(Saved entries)

• • •

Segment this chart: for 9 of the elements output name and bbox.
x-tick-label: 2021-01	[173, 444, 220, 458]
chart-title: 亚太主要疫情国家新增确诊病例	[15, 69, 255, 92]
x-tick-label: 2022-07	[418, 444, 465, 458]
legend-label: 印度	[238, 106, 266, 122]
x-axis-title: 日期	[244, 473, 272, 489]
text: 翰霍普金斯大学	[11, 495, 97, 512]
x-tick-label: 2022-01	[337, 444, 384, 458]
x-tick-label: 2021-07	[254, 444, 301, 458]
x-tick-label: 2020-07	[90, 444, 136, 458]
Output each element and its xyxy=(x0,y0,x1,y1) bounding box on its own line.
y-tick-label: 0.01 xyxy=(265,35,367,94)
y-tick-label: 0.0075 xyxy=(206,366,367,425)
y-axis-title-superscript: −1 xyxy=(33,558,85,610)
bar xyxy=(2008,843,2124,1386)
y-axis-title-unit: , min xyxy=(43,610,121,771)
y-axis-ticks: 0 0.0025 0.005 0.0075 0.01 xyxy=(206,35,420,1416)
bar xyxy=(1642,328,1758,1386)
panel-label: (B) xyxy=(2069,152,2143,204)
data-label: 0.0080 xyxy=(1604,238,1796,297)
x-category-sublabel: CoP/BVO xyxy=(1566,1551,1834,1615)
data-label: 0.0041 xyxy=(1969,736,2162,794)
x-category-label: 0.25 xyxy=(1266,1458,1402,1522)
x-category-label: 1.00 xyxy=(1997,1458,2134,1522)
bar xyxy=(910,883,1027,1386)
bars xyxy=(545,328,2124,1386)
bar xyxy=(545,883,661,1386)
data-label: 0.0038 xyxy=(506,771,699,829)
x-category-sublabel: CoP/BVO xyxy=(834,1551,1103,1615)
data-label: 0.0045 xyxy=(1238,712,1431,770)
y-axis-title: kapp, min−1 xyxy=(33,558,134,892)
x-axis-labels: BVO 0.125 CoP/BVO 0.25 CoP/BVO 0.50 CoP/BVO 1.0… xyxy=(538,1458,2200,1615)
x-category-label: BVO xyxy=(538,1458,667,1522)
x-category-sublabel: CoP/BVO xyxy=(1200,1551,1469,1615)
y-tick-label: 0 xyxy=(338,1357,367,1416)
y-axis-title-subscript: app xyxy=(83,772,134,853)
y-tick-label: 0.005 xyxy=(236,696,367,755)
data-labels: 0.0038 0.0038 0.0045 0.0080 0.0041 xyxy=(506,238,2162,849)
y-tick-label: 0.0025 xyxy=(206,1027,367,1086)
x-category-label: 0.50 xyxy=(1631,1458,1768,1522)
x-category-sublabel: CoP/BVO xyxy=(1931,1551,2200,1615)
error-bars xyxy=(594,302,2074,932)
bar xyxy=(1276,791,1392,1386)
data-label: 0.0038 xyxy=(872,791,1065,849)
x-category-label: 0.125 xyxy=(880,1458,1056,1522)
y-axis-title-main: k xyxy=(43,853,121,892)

• • •

Copy every line of the data above verbatim, with no changes.

Segment this chart: for 9 of the elements output name and bbox.
x-tick-label: 2021-01	[173, 444, 220, 458]
chart-title: 亚太主要疫情国家新增确诊病例	[15, 69, 255, 92]
x-tick-label: 2022-07	[418, 444, 465, 458]
legend-label: 印度	[238, 106, 266, 122]
x-axis-title: 日期	[244, 473, 272, 489]
text: 翰霍普金斯大学	[11, 495, 97, 512]
x-tick-label: 2022-01	[337, 444, 384, 458]
x-tick-label: 2021-07	[254, 444, 301, 458]
x-tick-label: 2020-07	[90, 444, 136, 458]
Output each element and its xyxy=(x0,y0,x1,y1) bounding box on its own line.
y-tick-label: 0.01 xyxy=(265,35,367,94)
y-tick-label: 0.0075 xyxy=(206,366,367,425)
y-axis-title-superscript: −1 xyxy=(33,558,85,610)
bar xyxy=(2008,843,2124,1386)
y-axis-title-unit: , min xyxy=(43,610,121,771)
y-axis-ticks: 0 0.0025 0.005 0.0075 0.01 xyxy=(206,35,420,1416)
bar xyxy=(1642,328,1758,1386)
panel-label: (B) xyxy=(2069,152,2143,204)
data-label: 0.0080 xyxy=(1604,238,1796,297)
x-category-sublabel: CoP/BVO xyxy=(1566,1551,1834,1615)
data-label: 0.0041 xyxy=(1969,736,2162,794)
x-category-label: 0.25 xyxy=(1266,1458,1402,1522)
x-category-label: 1.00 xyxy=(1997,1458,2134,1522)
bar xyxy=(910,883,1027,1386)
bars xyxy=(545,328,2124,1386)
bar xyxy=(545,883,661,1386)
data-label: 0.0038 xyxy=(506,771,699,829)
x-category-sublabel: CoP/BVO xyxy=(834,1551,1103,1615)
data-label: 0.0045 xyxy=(1238,712,1431,770)
y-axis-title: kapp, min−1 xyxy=(33,558,134,892)
x-axis-labels: BVO 0.125 CoP/BVO 0.25 CoP/BVO 0.50 CoP/BVO 1.0… xyxy=(538,1458,2200,1615)
x-category-label: BVO xyxy=(538,1458,667,1522)
x-category-sublabel: CoP/BVO xyxy=(1200,1551,1469,1615)
y-tick-label: 0 xyxy=(338,1357,367,1416)
y-axis-title-subscript: app xyxy=(83,772,134,853)
y-tick-label: 0.005 xyxy=(236,696,367,755)
data-labels: 0.0038 0.0038 0.0045 0.0080 0.0041 xyxy=(506,238,2162,849)
y-tick-label: 0.0025 xyxy=(206,1027,367,1086)
x-category-label: 0.50 xyxy=(1631,1458,1768,1522)
x-category-sublabel: CoP/BVO xyxy=(1931,1551,2200,1615)
error-bars xyxy=(594,302,2074,932)
bar xyxy=(1276,791,1392,1386)
data-label: 0.0038 xyxy=(872,791,1065,849)
x-category-label: 0.125 xyxy=(880,1458,1056,1522)
y-axis-title-main: k xyxy=(43,853,121,892)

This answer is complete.